§ Challenge:
Reproduce only the lines that begin at the line with "Convert this document image to plain text." and run to the end of the entries; omit every picture.

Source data
----

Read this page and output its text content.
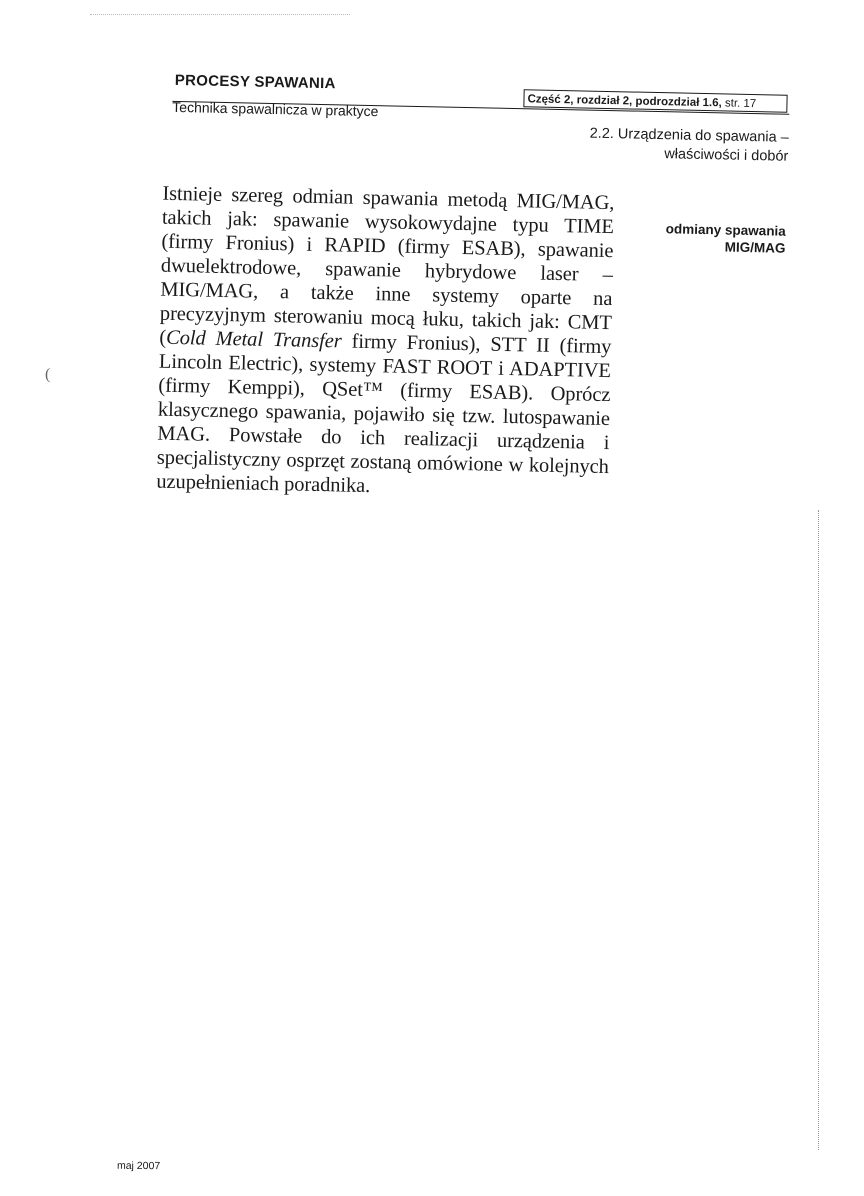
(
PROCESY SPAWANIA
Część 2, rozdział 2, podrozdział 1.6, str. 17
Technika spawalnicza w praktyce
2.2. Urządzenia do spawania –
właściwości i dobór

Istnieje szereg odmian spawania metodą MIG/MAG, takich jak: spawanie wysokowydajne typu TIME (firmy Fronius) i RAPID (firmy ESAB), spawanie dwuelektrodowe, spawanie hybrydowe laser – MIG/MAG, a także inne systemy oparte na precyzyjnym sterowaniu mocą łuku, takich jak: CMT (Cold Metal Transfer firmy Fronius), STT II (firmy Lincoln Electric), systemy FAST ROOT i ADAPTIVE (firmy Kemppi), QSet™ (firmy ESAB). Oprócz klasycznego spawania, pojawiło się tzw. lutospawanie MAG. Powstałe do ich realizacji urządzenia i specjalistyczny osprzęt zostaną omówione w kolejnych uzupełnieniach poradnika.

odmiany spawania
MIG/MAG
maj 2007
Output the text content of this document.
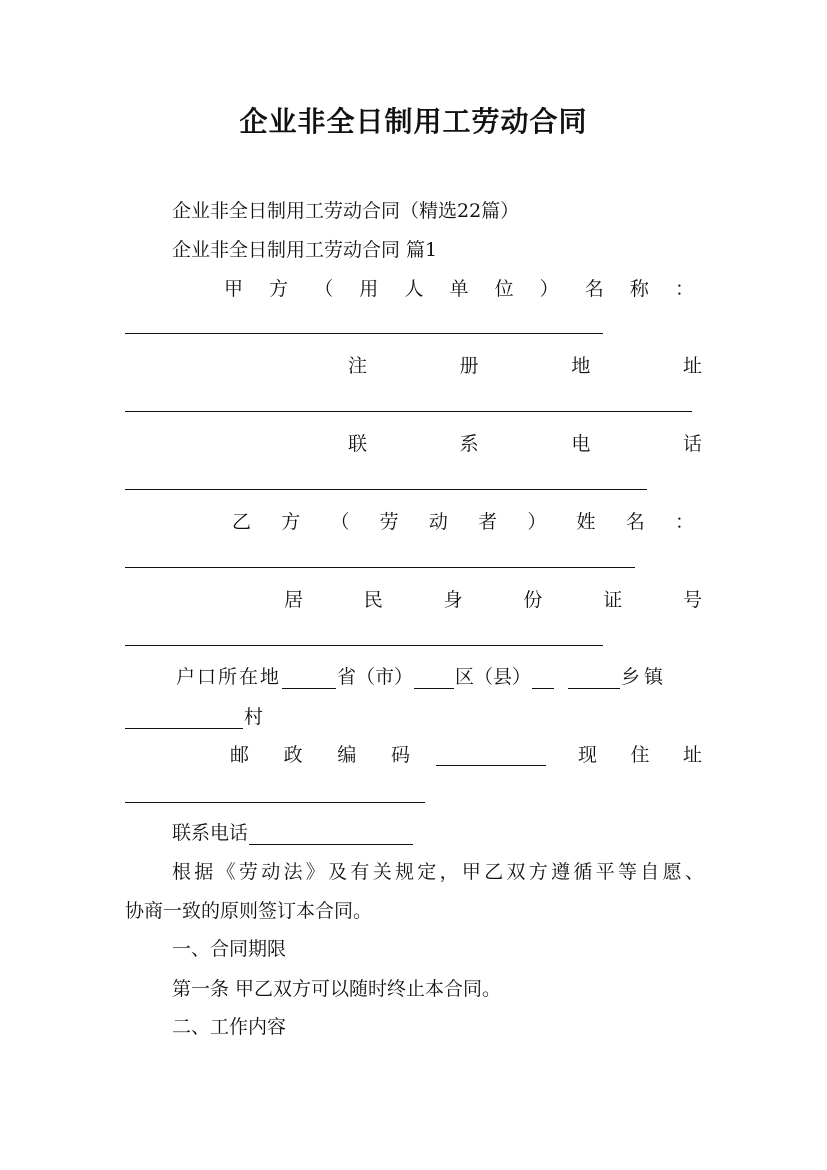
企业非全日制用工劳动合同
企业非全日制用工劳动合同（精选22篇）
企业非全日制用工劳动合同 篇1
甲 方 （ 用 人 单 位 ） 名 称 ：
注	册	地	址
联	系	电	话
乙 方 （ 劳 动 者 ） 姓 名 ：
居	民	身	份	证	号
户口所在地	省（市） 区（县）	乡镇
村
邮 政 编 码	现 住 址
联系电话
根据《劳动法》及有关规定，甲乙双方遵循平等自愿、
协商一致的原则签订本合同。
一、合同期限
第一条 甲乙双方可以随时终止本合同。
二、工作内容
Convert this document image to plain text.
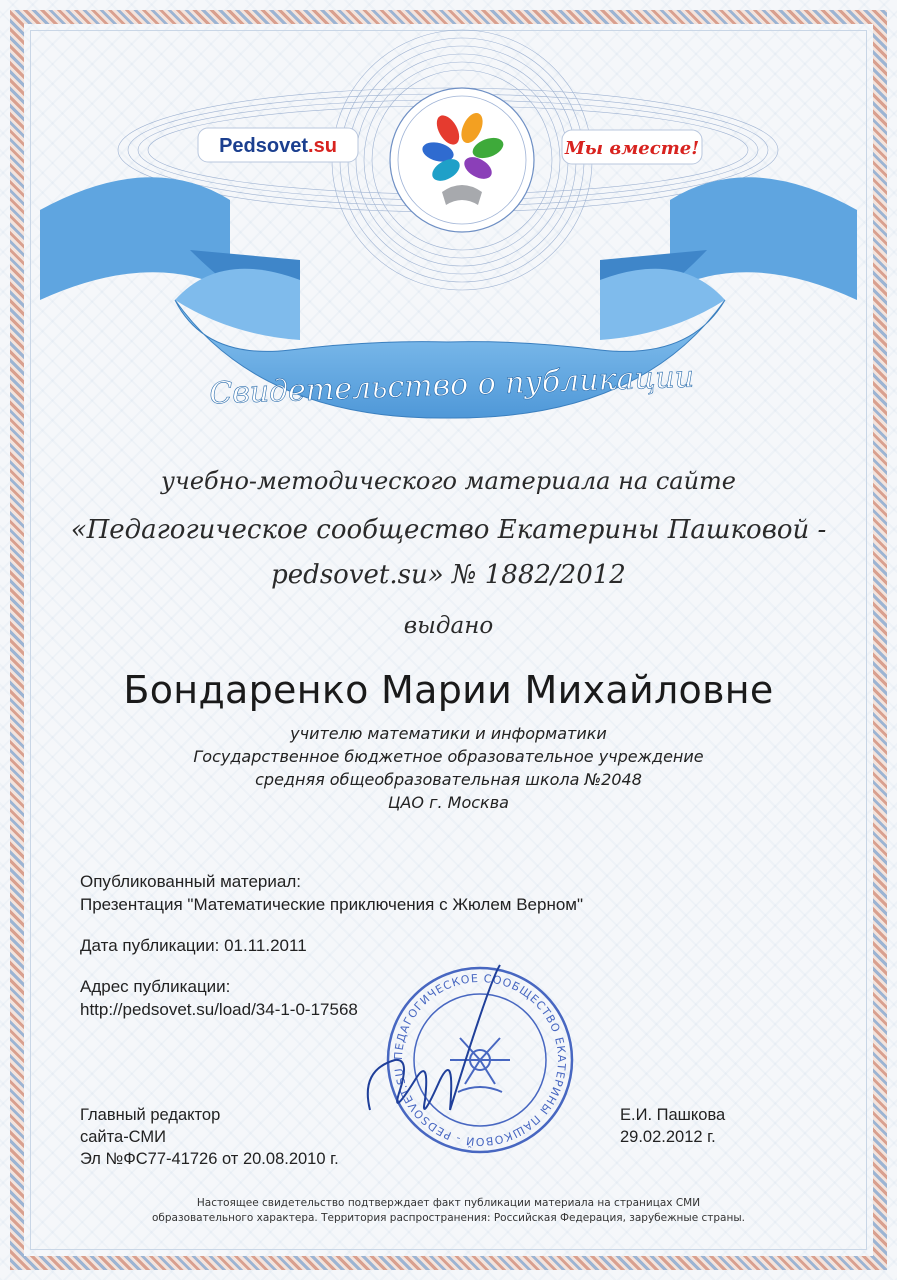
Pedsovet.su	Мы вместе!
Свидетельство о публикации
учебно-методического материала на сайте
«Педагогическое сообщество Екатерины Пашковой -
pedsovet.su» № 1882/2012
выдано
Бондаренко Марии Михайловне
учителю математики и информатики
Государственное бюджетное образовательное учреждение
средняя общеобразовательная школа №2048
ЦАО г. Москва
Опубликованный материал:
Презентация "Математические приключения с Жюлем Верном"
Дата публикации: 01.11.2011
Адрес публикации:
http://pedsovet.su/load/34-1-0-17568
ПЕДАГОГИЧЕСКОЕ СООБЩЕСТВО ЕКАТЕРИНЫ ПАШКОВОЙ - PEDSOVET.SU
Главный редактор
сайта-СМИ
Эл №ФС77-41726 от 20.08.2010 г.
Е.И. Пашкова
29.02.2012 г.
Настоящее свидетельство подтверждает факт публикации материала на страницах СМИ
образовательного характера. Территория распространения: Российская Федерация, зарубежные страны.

----

§ Task output:
Convert this document image to plain text.
Pedsovet.su	Мы вместе!
Свидетельство о публикации
учебно-методического материала на сайте
«Педагогическое сообщество Екатерины Пашковой -
pedsovet.su» № 1882/2012
выдано
Бондаренко Марии Михайловне
учителю математики и информатики
Государственное бюджетное образовательное учреждение
средняя общеобразовательная школа №2048
ЦАО г. Москва
Опубликованный материал:
Презентация "Математические приключения с Жюлем Верном"
Дата публикации: 01.11.2011
Адрес публикации:
http://pedsovet.su/load/34-1-0-17568
ПЕДАГОГИЧЕСКОЕ СООБЩЕСТВО ЕКАТЕРИНЫ ПАШКОВОЙ - PEDSOVET.SU
Главный редактор
сайта-СМИ
Эл №ФС77-41726 от 20.08.2010 г.
Е.И. Пашкова
29.02.2012 г.
Настоящее свидетельство подтверждает факт публикации материала на страницах СМИ
образовательного характера. Территория распространения: Российская Федерация, зарубежные страны.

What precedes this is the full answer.